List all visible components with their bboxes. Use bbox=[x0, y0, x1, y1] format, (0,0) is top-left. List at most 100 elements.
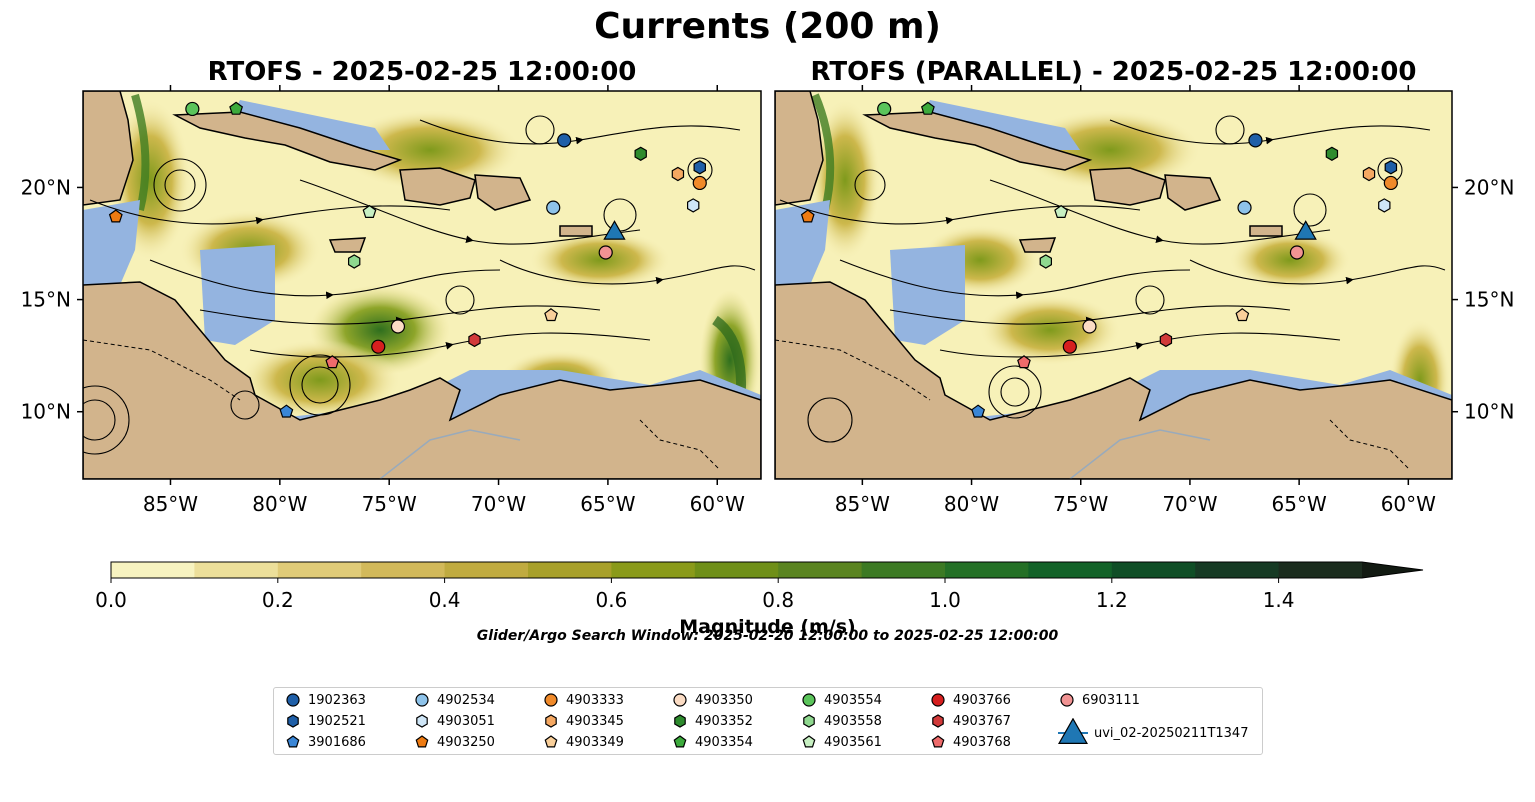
float-marker-4903333 bbox=[692, 175, 707, 191]
circle-marker-icon bbox=[1060, 693, 1074, 707]
colorbar-tick-label: 0.0 bbox=[95, 588, 127, 612]
lon-tick-label: 75°W bbox=[1053, 492, 1108, 516]
legend-label: 4903352 bbox=[695, 713, 753, 729]
legend-item-4903350: 4903350 bbox=[671, 690, 753, 710]
legend-label: 4903354 bbox=[695, 734, 753, 750]
hexagon-marker-icon bbox=[287, 714, 299, 728]
legend-marker bbox=[286, 693, 300, 707]
float-marker-4903352 bbox=[1325, 146, 1339, 161]
legend-label: uvi_02-20250211T1347 bbox=[1094, 725, 1249, 741]
legend-label: 4903561 bbox=[824, 734, 882, 750]
colorbar-tick-label: 0.2 bbox=[262, 588, 294, 612]
legend-label: 1902363 bbox=[308, 692, 366, 708]
panel-title-rtofs: RTOFS - 2025-02-25 12:00:00 bbox=[207, 57, 637, 87]
streamlines-right bbox=[779, 115, 1446, 443]
hexagon-marker-icon bbox=[545, 714, 557, 728]
map-panel-left bbox=[82, 90, 762, 480]
legend-label: 4903350 bbox=[695, 692, 753, 708]
float-marker-4903352 bbox=[634, 146, 647, 161]
legend-marker bbox=[674, 714, 686, 728]
float-marker-4903767 bbox=[468, 332, 481, 348]
lon-tick-label: 65°W bbox=[1272, 492, 1327, 516]
legend-marker bbox=[802, 735, 816, 748]
circle-marker-icon bbox=[544, 693, 558, 707]
float-marker-6903111 bbox=[598, 245, 613, 260]
legend-item-4903051: 4903051 bbox=[413, 711, 495, 731]
legend-item-1902521: 1902521 bbox=[284, 711, 366, 731]
float-marker-4903345 bbox=[1362, 166, 1376, 182]
float-marker-4903558 bbox=[1039, 254, 1052, 269]
legend-marker bbox=[415, 693, 429, 707]
axis-ticks: 85°W 80°W 75°W 70°W 65°W 60°W 20°N 15°N 10°N 85°W… bbox=[21, 85, 1514, 516]
legend-label: 6903111 bbox=[1082, 692, 1140, 708]
legend-marker bbox=[544, 735, 558, 748]
lat-tick-label: 10°N bbox=[21, 400, 71, 424]
legend-label: 4903558 bbox=[824, 713, 882, 729]
legend-marker bbox=[673, 693, 687, 707]
circle-marker-icon bbox=[415, 693, 429, 707]
float-marker-4903350 bbox=[390, 319, 406, 334]
float-marker-4902534 bbox=[546, 200, 561, 215]
float-marker-3901686 bbox=[971, 404, 986, 418]
legend: 1902363 1902521 3901686 4902534 4903051 49032… bbox=[273, 687, 1263, 755]
lon-tick-label: 80°W bbox=[944, 492, 999, 516]
legend-marker bbox=[803, 714, 815, 728]
float-marker-4903554 bbox=[185, 101, 200, 117]
legend-marker bbox=[931, 735, 945, 748]
legend-marker bbox=[544, 693, 558, 707]
colorbar-label: Magnitude (m/s) bbox=[679, 616, 856, 638]
float-marker-4903350 bbox=[1082, 319, 1097, 334]
lat-tick-label: 20°N bbox=[21, 175, 71, 199]
lon-tick-label: 65°W bbox=[580, 492, 635, 516]
lon-tick-label: 85°W bbox=[143, 492, 198, 516]
pentagon-marker-icon bbox=[415, 735, 429, 748]
float-marker-4903766 bbox=[1062, 339, 1077, 354]
legend-item-3901686: 3901686 bbox=[284, 732, 366, 752]
legend-label: 4903333 bbox=[566, 692, 624, 708]
legend-label: 4903345 bbox=[566, 713, 624, 729]
lon-tick-label: 85°W bbox=[835, 492, 890, 516]
legend-marker bbox=[1060, 693, 1074, 707]
triangle-marker-icon bbox=[1058, 718, 1088, 744]
search-window-note: Glider/Argo Search Window: 2025-02-20 12… bbox=[476, 628, 1059, 644]
legend-marker bbox=[673, 735, 687, 748]
legend-item-4903333: 4903333 bbox=[542, 690, 624, 710]
hexagon-marker-icon bbox=[803, 714, 815, 728]
pentagon-marker-icon bbox=[673, 735, 687, 748]
float-marker-4903345 bbox=[671, 166, 685, 182]
legend-label: 4903767 bbox=[953, 713, 1011, 729]
legend-item-4903766: 4903766 bbox=[929, 690, 1011, 710]
float-marker-uvi_02-20250211T1347 bbox=[603, 220, 626, 240]
legend-item-4903345: 4903345 bbox=[542, 711, 624, 731]
colorbar-tick-label: 0.6 bbox=[595, 588, 627, 612]
legend-label: 4903766 bbox=[953, 692, 1011, 708]
circle-marker-icon bbox=[802, 693, 816, 707]
colorbar-tick-label: 1.2 bbox=[1096, 588, 1128, 612]
legend-marker bbox=[932, 714, 944, 728]
float-marker-4903354 bbox=[229, 101, 244, 115]
float-marker-3901686 bbox=[279, 404, 294, 418]
legend-item-4903352: 4903352 bbox=[671, 711, 753, 731]
legend-item-uvi_02-20250211T1347: uvi_02-20250211T1347 bbox=[1058, 718, 1249, 744]
lat-tick-label: 20°N bbox=[1464, 175, 1514, 199]
legend-item-4903354: 4903354 bbox=[671, 732, 753, 752]
lon-tick-label: 70°W bbox=[471, 492, 526, 516]
float-marker-1902521 bbox=[693, 160, 706, 175]
colorbar-tick-label: 0.4 bbox=[429, 588, 461, 612]
float-marker-6903111 bbox=[1289, 245, 1305, 260]
legend-marker bbox=[802, 693, 816, 707]
lat-tick-label: 15°N bbox=[21, 288, 71, 312]
float-marker-4903768 bbox=[325, 355, 340, 369]
legend-item-4903250: 4903250 bbox=[413, 732, 495, 752]
legend-item-4903767: 4903767 bbox=[929, 711, 1011, 731]
legend-label: 1902521 bbox=[308, 713, 366, 729]
pentagon-marker-icon bbox=[931, 735, 945, 748]
legend-item-1902363: 1902363 bbox=[284, 690, 366, 710]
legend-item-4903561: 4903561 bbox=[800, 732, 882, 752]
hexagon-marker-icon bbox=[416, 714, 428, 728]
legend-item-4902534: 4902534 bbox=[413, 690, 495, 710]
circle-marker-icon bbox=[286, 693, 300, 707]
legend-item-4903349: 4903349 bbox=[542, 732, 624, 752]
colorbar: 0.0 0.2 0.4 0.6 0.8 1.0 1.2 1.4 bbox=[95, 561, 1424, 612]
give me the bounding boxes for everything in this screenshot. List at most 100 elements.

══════════

[WRITTEN TASK] Rewrite everything from the entry "float-marker-4903333 bbox=[692, 175, 707, 191]" down to the entry "legend-label: 4903561 bbox=[824, 734, 882, 750]", inclusive, renaming "legend-label" to "legend-text" and leaving all else unchanged.

[WORKED ANSWER]
float-marker-4903333 bbox=[692, 175, 707, 191]
circle-marker-icon bbox=[1060, 693, 1074, 707]
colorbar-tick-label: 0.0 bbox=[95, 588, 127, 612]
lon-tick-label: 75°W bbox=[1053, 492, 1108, 516]
legend-text: 4903352 bbox=[695, 713, 753, 729]
legend-item-4903350: 4903350 bbox=[671, 690, 753, 710]
legend-text: 4903354 bbox=[695, 734, 753, 750]
hexagon-marker-icon bbox=[287, 714, 299, 728]
legend-marker bbox=[286, 693, 300, 707]
float-marker-4903352 bbox=[1325, 146, 1339, 161]
legend-text: uvi_02-20250211T1347 bbox=[1094, 725, 1249, 741]
legend-text: 4903561 bbox=[824, 734, 882, 750]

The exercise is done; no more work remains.